TASK BRIEF:
Count each line in which the word "many" appears. Reply with the total and nothing more.

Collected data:
════════

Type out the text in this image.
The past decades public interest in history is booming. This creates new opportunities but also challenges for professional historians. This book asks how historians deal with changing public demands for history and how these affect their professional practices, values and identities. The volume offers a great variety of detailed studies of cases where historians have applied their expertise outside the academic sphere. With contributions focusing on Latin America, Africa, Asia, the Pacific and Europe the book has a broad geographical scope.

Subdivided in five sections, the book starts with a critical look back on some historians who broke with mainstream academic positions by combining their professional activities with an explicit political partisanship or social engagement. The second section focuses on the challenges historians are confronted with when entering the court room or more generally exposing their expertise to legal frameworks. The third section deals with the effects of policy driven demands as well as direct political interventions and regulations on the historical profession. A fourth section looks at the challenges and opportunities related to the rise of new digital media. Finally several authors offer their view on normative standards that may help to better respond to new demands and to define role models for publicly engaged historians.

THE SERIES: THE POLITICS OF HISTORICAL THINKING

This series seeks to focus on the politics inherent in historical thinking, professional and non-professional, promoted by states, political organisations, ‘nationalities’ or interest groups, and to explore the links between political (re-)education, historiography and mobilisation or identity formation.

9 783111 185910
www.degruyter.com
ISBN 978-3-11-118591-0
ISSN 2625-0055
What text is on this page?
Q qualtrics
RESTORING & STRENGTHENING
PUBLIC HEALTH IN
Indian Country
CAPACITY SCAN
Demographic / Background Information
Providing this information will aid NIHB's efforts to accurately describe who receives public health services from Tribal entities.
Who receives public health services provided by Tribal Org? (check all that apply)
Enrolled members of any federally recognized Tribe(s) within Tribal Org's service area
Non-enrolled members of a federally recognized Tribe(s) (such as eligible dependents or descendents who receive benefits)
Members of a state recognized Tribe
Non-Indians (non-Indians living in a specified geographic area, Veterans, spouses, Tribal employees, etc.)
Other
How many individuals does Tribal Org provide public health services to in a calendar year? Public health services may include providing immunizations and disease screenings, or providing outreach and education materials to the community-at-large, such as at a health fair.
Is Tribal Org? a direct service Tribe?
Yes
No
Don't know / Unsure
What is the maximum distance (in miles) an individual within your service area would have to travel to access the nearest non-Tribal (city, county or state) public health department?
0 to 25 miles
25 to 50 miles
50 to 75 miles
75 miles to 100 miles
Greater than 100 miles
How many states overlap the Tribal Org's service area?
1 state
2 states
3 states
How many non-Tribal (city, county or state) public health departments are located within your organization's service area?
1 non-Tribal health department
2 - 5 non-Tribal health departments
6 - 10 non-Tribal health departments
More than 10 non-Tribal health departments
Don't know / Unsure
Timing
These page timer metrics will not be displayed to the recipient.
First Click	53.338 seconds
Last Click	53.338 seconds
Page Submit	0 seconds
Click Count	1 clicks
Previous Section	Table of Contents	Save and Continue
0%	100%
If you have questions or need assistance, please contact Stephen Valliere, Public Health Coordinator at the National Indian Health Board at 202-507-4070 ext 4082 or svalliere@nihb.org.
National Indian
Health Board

════════

FINAL ANSWER:
3